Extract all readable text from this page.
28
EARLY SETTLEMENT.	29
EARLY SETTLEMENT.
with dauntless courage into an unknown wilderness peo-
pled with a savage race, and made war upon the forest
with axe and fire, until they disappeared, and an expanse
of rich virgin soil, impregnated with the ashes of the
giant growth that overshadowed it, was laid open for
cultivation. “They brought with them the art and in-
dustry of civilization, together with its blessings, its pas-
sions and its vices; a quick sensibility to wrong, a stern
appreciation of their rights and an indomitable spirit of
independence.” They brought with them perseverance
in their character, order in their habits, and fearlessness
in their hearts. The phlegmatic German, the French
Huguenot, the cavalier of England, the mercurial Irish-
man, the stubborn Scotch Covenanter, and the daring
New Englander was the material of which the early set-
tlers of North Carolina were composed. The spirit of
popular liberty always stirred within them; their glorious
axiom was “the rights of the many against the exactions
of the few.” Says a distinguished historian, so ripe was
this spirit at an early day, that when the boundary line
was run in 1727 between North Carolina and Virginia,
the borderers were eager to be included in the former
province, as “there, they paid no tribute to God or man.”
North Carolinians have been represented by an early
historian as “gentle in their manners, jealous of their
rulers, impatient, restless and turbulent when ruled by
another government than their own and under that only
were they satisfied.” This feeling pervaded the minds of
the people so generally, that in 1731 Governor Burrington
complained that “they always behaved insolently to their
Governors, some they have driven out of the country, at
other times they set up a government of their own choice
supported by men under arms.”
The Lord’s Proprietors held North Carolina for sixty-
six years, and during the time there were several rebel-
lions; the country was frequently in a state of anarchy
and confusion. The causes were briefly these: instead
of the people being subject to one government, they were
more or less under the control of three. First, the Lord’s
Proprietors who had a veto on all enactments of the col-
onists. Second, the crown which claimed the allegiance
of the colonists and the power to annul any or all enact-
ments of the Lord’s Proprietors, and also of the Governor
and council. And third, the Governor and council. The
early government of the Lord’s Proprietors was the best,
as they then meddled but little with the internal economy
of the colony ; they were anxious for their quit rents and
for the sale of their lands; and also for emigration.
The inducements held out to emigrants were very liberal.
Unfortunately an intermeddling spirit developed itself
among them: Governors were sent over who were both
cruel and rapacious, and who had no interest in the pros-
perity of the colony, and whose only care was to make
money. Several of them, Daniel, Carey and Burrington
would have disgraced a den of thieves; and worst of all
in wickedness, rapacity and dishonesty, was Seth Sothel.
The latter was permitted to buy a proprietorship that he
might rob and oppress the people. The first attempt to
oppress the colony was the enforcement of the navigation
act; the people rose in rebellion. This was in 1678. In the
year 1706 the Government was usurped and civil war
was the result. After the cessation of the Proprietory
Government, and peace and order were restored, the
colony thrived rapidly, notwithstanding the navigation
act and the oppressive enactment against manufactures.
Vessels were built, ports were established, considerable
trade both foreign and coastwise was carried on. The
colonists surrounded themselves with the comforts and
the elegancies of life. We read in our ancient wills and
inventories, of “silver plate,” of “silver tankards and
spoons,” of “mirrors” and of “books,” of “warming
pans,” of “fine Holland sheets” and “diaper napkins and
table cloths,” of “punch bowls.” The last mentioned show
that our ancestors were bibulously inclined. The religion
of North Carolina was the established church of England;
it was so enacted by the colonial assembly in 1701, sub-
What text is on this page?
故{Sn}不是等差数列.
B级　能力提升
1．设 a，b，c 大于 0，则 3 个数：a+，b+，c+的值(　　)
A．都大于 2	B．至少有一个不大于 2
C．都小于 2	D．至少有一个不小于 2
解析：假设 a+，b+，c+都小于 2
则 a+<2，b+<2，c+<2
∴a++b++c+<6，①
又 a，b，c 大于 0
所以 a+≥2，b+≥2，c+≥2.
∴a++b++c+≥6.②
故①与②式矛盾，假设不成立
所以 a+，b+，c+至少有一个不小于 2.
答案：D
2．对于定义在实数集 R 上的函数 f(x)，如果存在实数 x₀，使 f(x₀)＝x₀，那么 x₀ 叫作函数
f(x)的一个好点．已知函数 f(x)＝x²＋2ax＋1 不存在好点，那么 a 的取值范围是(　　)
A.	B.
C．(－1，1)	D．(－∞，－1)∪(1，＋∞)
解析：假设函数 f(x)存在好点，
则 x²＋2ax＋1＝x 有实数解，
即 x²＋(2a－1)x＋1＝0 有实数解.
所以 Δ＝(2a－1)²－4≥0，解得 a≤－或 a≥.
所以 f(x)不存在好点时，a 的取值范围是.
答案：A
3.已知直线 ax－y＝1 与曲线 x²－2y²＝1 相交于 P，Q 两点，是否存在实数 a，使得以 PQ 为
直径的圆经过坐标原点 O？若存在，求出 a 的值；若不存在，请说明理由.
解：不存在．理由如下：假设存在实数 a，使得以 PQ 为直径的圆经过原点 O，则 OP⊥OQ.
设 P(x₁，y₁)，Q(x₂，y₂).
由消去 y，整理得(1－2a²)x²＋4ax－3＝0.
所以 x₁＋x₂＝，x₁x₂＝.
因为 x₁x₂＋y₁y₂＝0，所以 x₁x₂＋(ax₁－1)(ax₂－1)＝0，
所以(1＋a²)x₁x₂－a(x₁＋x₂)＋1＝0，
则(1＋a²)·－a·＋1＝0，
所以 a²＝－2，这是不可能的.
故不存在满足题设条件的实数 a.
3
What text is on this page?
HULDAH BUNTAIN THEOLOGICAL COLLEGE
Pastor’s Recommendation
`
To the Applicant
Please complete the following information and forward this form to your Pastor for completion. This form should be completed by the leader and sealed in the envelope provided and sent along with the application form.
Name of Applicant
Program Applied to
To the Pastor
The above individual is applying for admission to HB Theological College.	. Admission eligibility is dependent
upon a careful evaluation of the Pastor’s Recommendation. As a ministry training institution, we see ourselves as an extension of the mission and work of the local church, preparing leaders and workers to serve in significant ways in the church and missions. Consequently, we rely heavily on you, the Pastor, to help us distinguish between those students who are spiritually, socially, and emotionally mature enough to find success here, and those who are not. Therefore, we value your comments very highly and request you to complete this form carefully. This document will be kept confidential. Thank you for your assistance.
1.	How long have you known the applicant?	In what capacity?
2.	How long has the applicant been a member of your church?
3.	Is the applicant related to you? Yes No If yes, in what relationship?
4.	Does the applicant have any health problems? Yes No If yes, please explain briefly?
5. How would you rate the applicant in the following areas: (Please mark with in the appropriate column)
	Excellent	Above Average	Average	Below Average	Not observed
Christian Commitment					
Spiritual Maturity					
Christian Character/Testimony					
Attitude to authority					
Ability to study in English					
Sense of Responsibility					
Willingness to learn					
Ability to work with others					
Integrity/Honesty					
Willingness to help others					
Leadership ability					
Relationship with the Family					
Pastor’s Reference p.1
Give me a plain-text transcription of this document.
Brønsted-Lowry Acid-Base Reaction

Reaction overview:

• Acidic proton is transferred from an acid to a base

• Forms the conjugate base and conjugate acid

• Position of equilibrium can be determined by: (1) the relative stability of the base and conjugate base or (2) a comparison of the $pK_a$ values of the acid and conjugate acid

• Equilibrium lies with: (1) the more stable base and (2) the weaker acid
------------------------------
EXERCISE PROMPT —
Where a line above holds the string "historian", show that line.

THE COMPLETED TASK —
of the few.” Says a distinguished historian, so ripe was
historian as “gentle in their manners, jealous of their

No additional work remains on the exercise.